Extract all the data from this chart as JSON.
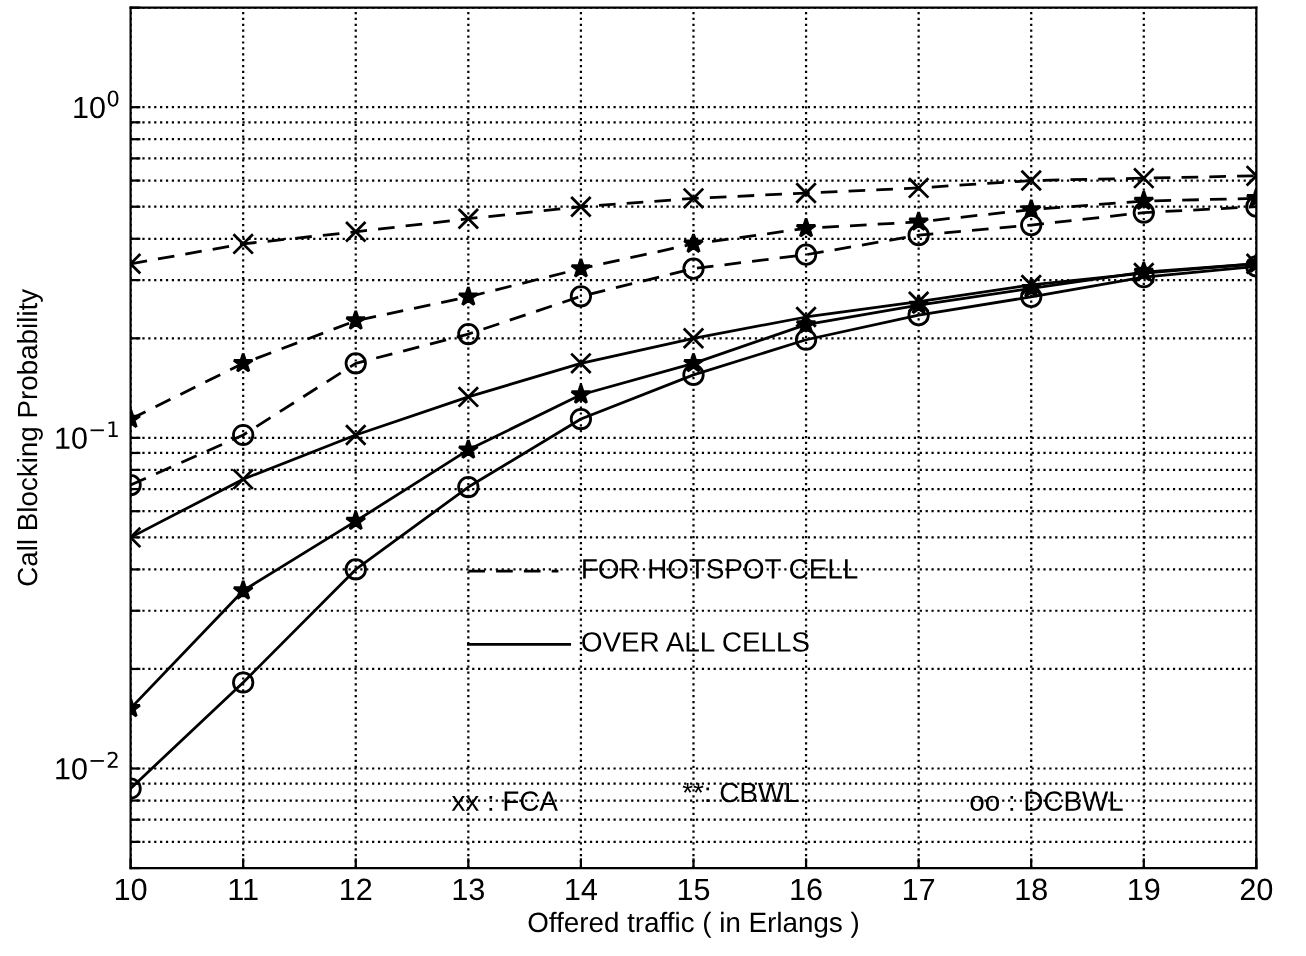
{
  "chart_data": {
    "type": "line",
    "xlabel": "Offered traffic ( in Erlangs )",
    "ylabel": "Call Blocking Probability",
    "x": [
      10,
      11,
      12,
      13,
      14,
      15,
      16,
      17,
      18,
      19,
      20
    ],
    "series": [
      {
        "color": "#000000",
        "marker": "cross",
        "line_style": "dashed",
        "values": [
          0.336,
          0.386,
          0.42,
          0.46,
          0.5,
          0.53,
          0.55,
          0.57,
          0.6,
          0.61,
          0.62
        ]
      },
      {
        "color": "#000000",
        "marker": "star",
        "line_style": "dashed",
        "values": [
          0.114,
          0.168,
          0.226,
          0.267,
          0.325,
          0.386,
          0.43,
          0.45,
          0.49,
          0.52,
          0.53
        ]
      },
      {
        "color": "#000000",
        "marker": "circle",
        "line_style": "dashed",
        "values": [
          0.072,
          0.102,
          0.168,
          0.206,
          0.268,
          0.325,
          0.358,
          0.41,
          0.44,
          0.48,
          0.5
        ]
      },
      {
        "color": "#000000",
        "marker": "cross",
        "line_style": "solid",
        "values": [
          0.05,
          0.075,
          0.102,
          0.133,
          0.168,
          0.2,
          0.232,
          0.258,
          0.29,
          0.315,
          0.336
        ]
      },
      {
        "color": "#000000",
        "marker": "star",
        "line_style": "solid",
        "values": [
          0.0152,
          0.0345,
          0.056,
          0.092,
          0.135,
          0.168,
          0.22,
          0.252,
          0.283,
          0.317,
          0.336
        ]
      },
      {
        "color": "#000000",
        "marker": "circle",
        "line_style": "solid",
        "values": [
          0.0087,
          0.0182,
          0.04,
          0.071,
          0.114,
          0.155,
          0.198,
          0.235,
          0.267,
          0.306,
          0.33
        ]
      }
    ],
    "log": "y",
    "xlim": [
      10,
      20
    ],
    "ylim": [
      0.005,
      2
    ],
    "xticks": [
      10,
      11,
      12,
      13,
      14,
      15,
      16,
      17,
      18,
      19,
      20
    ],
    "yticks": [
      {
        "value": 0.005,
        "label": null
      },
      {
        "value": 0.006,
        "label": null
      },
      {
        "value": 0.007,
        "label": null
      },
      {
        "value": 0.008,
        "label": null
      },
      {
        "value": 0.009,
        "label": null
      },
      {
        "value": 0.01,
        "label": "10$^{−2}$"
      },
      {
        "value": 0.02,
        "label": null
      },
      {
        "value": 0.03,
        "label": null
      },
      {
        "value": 0.04,
        "label": null
      },
      {
        "value": 0.05,
        "label": null
      },
      {
        "value": 0.06,
        "label": null
      },
      {
        "value": 0.07,
        "label": null
      },
      {
        "value": 0.08,
        "label": null
      },
      {
        "value": 0.09,
        "label": null
      },
      {
        "value": 0.1,
        "label": "10$^{−1}$"
      },
      {
        "value": 0.2,
        "label": null
      },
      {
        "value": 0.3,
        "label": null
      },
      {
        "value": 0.4,
        "label": null
      },
      {
        "value": 0.5,
        "label": null
      },
      {
        "value": 0.6,
        "label": null
      },
      {
        "value": 0.7,
        "label": null
      },
      {
        "value": 0.8,
        "label": null
      },
      {
        "value": 0.9,
        "label": null
      },
      {
        "value": 1,
        "label": "10$^{0}$"
      },
      {
        "value": 2,
        "label": null
      }
    ],
    "grid": true,
    "annotations": [
      "FOR HOTSPOT CELL",
      "OVER ALL CELLS",
      "xx : FCA",
      "**: CBWL",
      "oo : DCBWL"
    ]
  }
}
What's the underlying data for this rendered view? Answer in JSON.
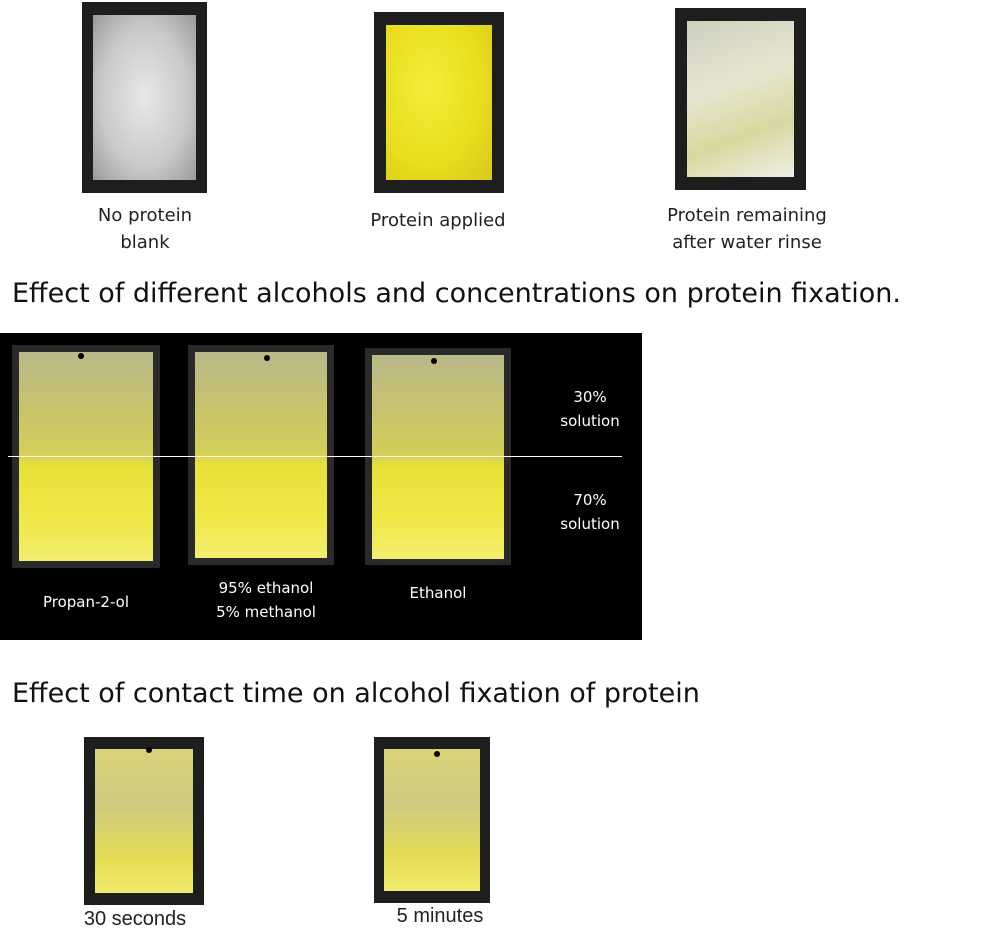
{
  "top": {
    "panels": [
      {
        "label_lines": [
          "No protein",
          "blank"
        ]
      },
      {
        "label_lines": [
          "Protein applied"
        ]
      },
      {
        "label_lines": [
          "Protein remaining",
          "after water rinse"
        ]
      }
    ]
  },
  "alcohols": {
    "title": "Effect of different alcohols and concentrations on protein fixation.",
    "concentrations": [
      [
        "30%",
        "solution"
      ],
      [
        "70%",
        "solution"
      ]
    ],
    "panels": [
      {
        "label_lines": [
          "Propan-2-ol"
        ]
      },
      {
        "label_lines": [
          "95% ethanol",
          "5% methanol"
        ]
      },
      {
        "label_lines": [
          "Ethanol"
        ]
      }
    ]
  },
  "contact_time": {
    "title": "Effect of contact time on alcohol fixation of protein",
    "panels": [
      {
        "label_lines": [
          "30 seconds"
        ]
      },
      {
        "label_lines": [
          "5 minutes"
        ]
      }
    ]
  }
}
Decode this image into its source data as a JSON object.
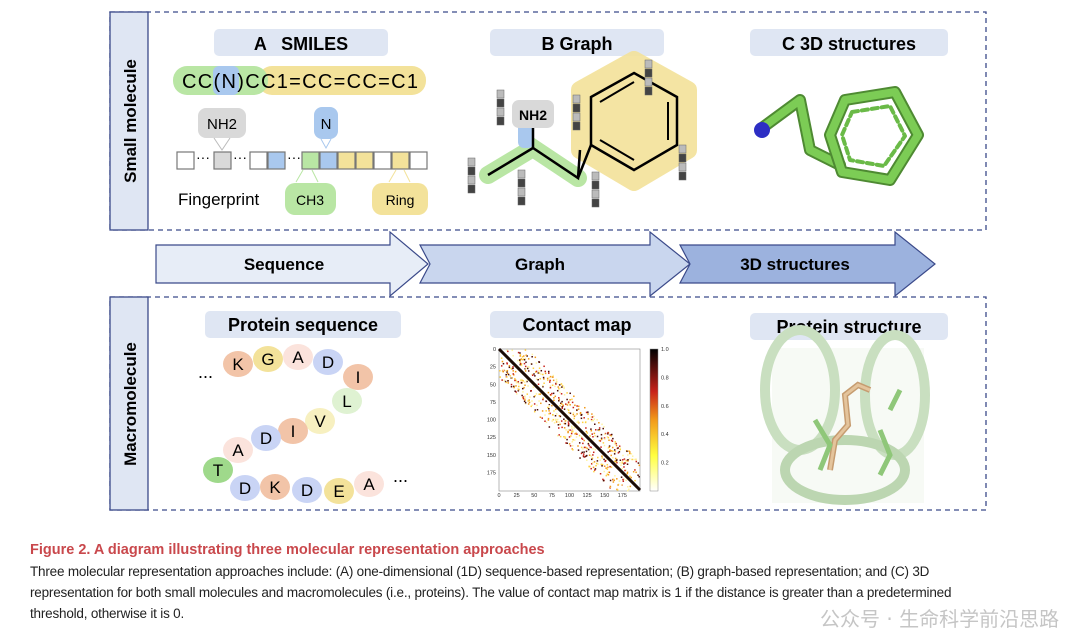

☆ ☆ ☆

TASK STATEMENT:
Everything in the preceding material must be transcribed exactly, except the images.

RESPONSE TO THE TASK:
Extract all the data from this chart as JSON.
{
  "chart_data": {
    "type": "line",
    "xlabel": "Offered traffic ( in Erlangs )",
    "ylabel": "Call Blocking Probability",
    "x": [
      10,
      11,
      12,
      13,
      14,
      15,
      16,
      17,
      18,
      19,
      20
    ],
    "series": [
      {
        "color": "#000000",
        "marker": "cross",
        "line_style": "dashed",
        "values": [
          0.336,
          0.386,
          0.42,
          0.46,
          0.5,
          0.53,
          0.55,
          0.57,
          0.6,
          0.61,
          0.62
        ]
      },
      {
        "color": "#000000",
        "marker": "star",
        "line_style": "dashed",
        "values": [
          0.114,
          0.168,
          0.226,
          0.267,
          0.325,
          0.386,
          0.43,
          0.45,
          0.49,
          0.52,
          0.53
        ]
      },
      {
        "color": "#000000",
        "marker": "circle",
        "line_style": "dashed",
        "values": [
          0.072,
          0.102,
          0.168,
          0.206,
          0.268,
          0.325,
          0.358,
          0.41,
          0.44,
          0.48,
          0.5
        ]
      },
      {
        "color": "#000000",
        "marker": "cross",
        "line_style": "solid",
        "values": [
          0.05,
          0.075,
          0.102,
          0.133,
          0.168,
          0.2,
          0.232,
          0.258,
          0.29,
          0.315,
          0.336
        ]
      },
      {
        "color": "#000000",
        "marker": "star",
        "line_style": "solid",
        "values": [
          0.0152,
          0.0345,
          0.056,
          0.092,
          0.135,
          0.168,
          0.22,
          0.252,
          0.283,
          0.317,
          0.336
        ]
      },
      {
        "color": "#000000",
        "marker": "circle",
        "line_style": "solid",
        "values": [
          0.0087,
          0.0182,
          0.04,
          0.071,
          0.114,
          0.155,
          0.198,
          0.235,
          0.267,
          0.306,
          0.33
        ]
      }
    ],
    "log": "y",
    "xlim": [
      10,
      20
    ],
    "ylim": [
      0.005,
      2
    ],
    "xticks": [
      10,
      11,
      12,
      13,
      14,
      15,
      16,
      17,
      18,
      19,
      20
    ],
    "yticks": [
      {
        "value": 0.005,
        "label": null
      },
      {
        "value": 0.006,
        "label": null
      },
      {
        "value": 0.007,
        "label": null
      },
      {
        "value": 0.008,
        "label": null
      },
      {
        "value": 0.009,
        "label": null
      },
      {
        "value": 0.01,
        "label": "10$^{−2}$"
      },
      {
        "value": 0.02,
        "label": null
      },
      {
        "value": 0.03,
        "label": null
      },
      {
        "value": 0.04,
        "label": null
      },
      {
        "value": 0.05,
        "label": null
      },
      {
        "value": 0.06,
        "label": null
      },
      {
        "value": 0.07,
        "label": null
      },
      {
        "value": 0.08,
        "label": null
      },
      {
        "value": 0.09,
        "label": null
      },
      {
        "value": 0.1,
        "label": "10$^{−1}$"
      },
      {
        "value": 0.2,
        "label": null
      },
      {
        "value": 0.3,
        "label": null
      },
      {
        "value": 0.4,
        "label": null
      },
      {
        "value": 0.5,
        "label": null
      },
      {
        "value": 0.6,
        "label": null
      },
      {
        "value": 0.7,
        "label": null
      },
      {
        "value": 0.8,
        "label": null
      },
      {
        "value": 0.9,
        "label": null
      },
      {
        "value": 1,
        "label": "10$^{0}$"
      },
      {
        "value": 2,
        "label": null
      }
    ],
    "grid": true,
    "annotations": [
      "FOR HOTSPOT CELL",
      "OVER ALL CELLS",
      "xx : FCA",
      "**: CBWL",
      "oo : DCBWL"
    ]
  }
}
What's the underlying data for this rendered view? Answer in JSON.
{
  "top": {
    "panels": [
      {
        "label_lines": [
          "No protein",
          "blank"
        ]
      },
      {
        "label_lines": [
          "Protein applied"
        ]
      },
      {
        "label_lines": [
          "Protein remaining",
          "after water rinse"
        ]
      }
    ]
  },
  "alcohols": {
    "title": "Effect of different alcohols and concentrations on protein fixation.",
    "concentrations": [
      [
        "30%",
        "solution"
      ],
      [
        "70%",
        "solution"
      ]
    ],
    "panels": [
      {
        "label_lines": [
          "Propan-2-ol"
        ]
      },
      {
        "label_lines": [
          "95% ethanol",
          "5% methanol"
        ]
      },
      {
        "label_lines": [
          "Ethanol"
        ]
      }
    ]
  },
  "contact_time": {
    "title": "Effect of contact time on alcohol fixation of protein",
    "panels": [
      {
        "label_lines": [
          "30 seconds"
        ]
      },
      {
        "label_lines": [
          "5 minutes"
        ]
      }
    ]
  }
}
Decode this image into its source data as a JSON object.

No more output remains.